--- start of Dataset rows ---

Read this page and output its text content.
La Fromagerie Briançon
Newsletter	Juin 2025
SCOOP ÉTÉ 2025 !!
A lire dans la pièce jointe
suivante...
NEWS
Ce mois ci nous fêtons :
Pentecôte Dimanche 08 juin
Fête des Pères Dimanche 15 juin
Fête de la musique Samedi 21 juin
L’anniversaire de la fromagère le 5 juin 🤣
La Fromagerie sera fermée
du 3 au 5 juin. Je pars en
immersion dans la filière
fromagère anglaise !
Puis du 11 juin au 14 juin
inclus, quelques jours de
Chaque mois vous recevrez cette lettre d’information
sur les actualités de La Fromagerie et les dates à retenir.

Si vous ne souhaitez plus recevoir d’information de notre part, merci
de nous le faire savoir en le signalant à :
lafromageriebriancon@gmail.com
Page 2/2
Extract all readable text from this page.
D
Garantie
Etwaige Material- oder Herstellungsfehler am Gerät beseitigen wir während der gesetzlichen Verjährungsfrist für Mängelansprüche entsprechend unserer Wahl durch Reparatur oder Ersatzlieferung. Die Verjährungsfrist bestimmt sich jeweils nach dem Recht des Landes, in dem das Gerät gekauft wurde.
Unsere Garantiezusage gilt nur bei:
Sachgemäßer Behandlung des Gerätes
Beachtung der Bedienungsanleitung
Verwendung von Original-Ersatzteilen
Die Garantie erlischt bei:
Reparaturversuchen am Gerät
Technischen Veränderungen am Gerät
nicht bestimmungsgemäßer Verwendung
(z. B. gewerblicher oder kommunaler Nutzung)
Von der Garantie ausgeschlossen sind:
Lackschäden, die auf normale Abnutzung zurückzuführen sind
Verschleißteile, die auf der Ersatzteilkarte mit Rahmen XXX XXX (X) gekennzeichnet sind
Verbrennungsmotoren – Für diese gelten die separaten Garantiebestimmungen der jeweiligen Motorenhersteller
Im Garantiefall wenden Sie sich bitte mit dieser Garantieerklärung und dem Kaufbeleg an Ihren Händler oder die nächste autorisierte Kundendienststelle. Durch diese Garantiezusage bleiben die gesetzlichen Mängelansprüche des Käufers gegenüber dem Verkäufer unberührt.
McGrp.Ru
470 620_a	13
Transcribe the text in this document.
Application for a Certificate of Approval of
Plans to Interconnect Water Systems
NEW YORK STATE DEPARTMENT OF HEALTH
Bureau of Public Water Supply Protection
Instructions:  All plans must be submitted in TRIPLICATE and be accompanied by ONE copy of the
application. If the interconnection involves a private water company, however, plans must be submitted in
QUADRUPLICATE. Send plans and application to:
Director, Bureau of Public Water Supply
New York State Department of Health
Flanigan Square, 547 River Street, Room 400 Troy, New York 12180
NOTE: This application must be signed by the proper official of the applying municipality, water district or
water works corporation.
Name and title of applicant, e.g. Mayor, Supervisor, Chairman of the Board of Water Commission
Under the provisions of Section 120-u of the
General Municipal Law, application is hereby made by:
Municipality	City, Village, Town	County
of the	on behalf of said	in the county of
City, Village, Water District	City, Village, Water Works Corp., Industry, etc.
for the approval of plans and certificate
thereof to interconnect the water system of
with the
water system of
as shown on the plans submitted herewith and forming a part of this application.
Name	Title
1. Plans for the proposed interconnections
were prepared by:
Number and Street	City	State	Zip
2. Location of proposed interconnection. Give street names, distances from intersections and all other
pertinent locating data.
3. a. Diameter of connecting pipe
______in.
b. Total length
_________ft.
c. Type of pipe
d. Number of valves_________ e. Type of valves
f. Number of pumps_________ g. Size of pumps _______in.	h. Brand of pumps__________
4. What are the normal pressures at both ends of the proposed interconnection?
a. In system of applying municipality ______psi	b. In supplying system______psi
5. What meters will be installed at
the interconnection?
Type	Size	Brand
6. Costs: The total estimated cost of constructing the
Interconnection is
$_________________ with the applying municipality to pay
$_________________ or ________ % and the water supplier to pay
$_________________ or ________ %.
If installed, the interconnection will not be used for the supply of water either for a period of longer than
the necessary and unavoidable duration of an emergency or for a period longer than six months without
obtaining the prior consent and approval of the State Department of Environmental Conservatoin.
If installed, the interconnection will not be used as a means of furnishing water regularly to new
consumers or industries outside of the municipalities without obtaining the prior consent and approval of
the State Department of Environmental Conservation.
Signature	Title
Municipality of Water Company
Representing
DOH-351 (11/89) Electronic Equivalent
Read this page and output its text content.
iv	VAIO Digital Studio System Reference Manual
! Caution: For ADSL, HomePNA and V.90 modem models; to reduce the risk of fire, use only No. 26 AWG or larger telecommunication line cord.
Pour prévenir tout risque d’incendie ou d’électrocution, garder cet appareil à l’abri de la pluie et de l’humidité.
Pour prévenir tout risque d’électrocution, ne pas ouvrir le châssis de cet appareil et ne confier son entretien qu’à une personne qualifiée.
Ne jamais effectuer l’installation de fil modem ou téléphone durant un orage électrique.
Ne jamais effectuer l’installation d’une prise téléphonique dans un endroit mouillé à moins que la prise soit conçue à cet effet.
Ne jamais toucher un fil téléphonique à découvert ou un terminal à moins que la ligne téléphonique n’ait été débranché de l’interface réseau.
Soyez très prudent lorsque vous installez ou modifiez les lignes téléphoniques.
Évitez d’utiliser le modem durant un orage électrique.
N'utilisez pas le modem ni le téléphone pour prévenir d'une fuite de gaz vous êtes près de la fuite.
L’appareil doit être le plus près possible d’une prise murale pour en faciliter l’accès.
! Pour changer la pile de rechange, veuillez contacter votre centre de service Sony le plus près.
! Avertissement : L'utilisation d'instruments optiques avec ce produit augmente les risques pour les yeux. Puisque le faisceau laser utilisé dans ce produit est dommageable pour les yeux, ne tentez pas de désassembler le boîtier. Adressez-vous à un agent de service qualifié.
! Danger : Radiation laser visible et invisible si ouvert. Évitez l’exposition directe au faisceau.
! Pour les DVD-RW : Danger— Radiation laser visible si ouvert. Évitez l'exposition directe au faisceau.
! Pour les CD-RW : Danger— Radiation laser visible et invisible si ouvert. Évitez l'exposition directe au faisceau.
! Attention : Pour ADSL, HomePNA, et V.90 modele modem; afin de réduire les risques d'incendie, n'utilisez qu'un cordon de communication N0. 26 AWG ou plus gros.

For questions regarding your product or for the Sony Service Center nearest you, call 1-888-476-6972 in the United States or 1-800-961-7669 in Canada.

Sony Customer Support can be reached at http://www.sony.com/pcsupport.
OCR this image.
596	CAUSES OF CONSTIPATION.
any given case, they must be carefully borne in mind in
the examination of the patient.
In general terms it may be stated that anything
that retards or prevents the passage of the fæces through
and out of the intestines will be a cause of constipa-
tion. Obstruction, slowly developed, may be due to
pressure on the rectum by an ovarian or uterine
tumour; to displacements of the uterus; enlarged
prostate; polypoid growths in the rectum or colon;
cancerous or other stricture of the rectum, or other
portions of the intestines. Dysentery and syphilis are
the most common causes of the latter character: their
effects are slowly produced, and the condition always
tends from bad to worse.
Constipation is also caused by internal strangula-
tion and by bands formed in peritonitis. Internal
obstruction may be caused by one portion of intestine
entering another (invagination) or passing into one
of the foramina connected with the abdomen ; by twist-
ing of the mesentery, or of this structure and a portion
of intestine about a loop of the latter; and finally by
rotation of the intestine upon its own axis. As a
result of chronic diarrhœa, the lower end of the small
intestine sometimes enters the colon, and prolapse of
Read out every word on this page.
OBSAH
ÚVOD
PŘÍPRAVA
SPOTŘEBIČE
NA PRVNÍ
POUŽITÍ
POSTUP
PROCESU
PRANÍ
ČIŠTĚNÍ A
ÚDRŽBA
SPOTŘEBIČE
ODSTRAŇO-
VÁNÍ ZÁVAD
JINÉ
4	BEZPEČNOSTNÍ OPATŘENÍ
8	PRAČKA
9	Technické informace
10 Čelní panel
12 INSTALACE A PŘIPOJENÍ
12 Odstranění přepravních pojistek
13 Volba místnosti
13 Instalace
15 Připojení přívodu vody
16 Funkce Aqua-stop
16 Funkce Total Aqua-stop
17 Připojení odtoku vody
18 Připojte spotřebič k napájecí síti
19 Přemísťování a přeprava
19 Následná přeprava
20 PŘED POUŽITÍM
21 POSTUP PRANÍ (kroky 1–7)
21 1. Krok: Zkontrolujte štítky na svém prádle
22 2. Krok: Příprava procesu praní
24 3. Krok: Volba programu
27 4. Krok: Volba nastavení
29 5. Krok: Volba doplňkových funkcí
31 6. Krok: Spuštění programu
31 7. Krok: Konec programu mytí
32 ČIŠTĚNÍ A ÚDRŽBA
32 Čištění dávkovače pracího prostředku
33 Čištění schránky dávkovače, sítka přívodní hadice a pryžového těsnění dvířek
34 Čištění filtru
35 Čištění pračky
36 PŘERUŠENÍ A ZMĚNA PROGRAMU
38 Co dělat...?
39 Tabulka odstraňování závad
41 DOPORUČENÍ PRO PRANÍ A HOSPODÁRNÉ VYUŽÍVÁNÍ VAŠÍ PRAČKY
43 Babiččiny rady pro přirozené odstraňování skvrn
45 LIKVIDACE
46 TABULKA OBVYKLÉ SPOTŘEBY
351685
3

--- end of Dataset rows ---

In the listing, find all lines with the string "than" and copy them.

If installed, the interconnection will not be used for the supply of water either for a period of longer than
the necessary and unavoidable duration of an emergency or for a period longer than six months without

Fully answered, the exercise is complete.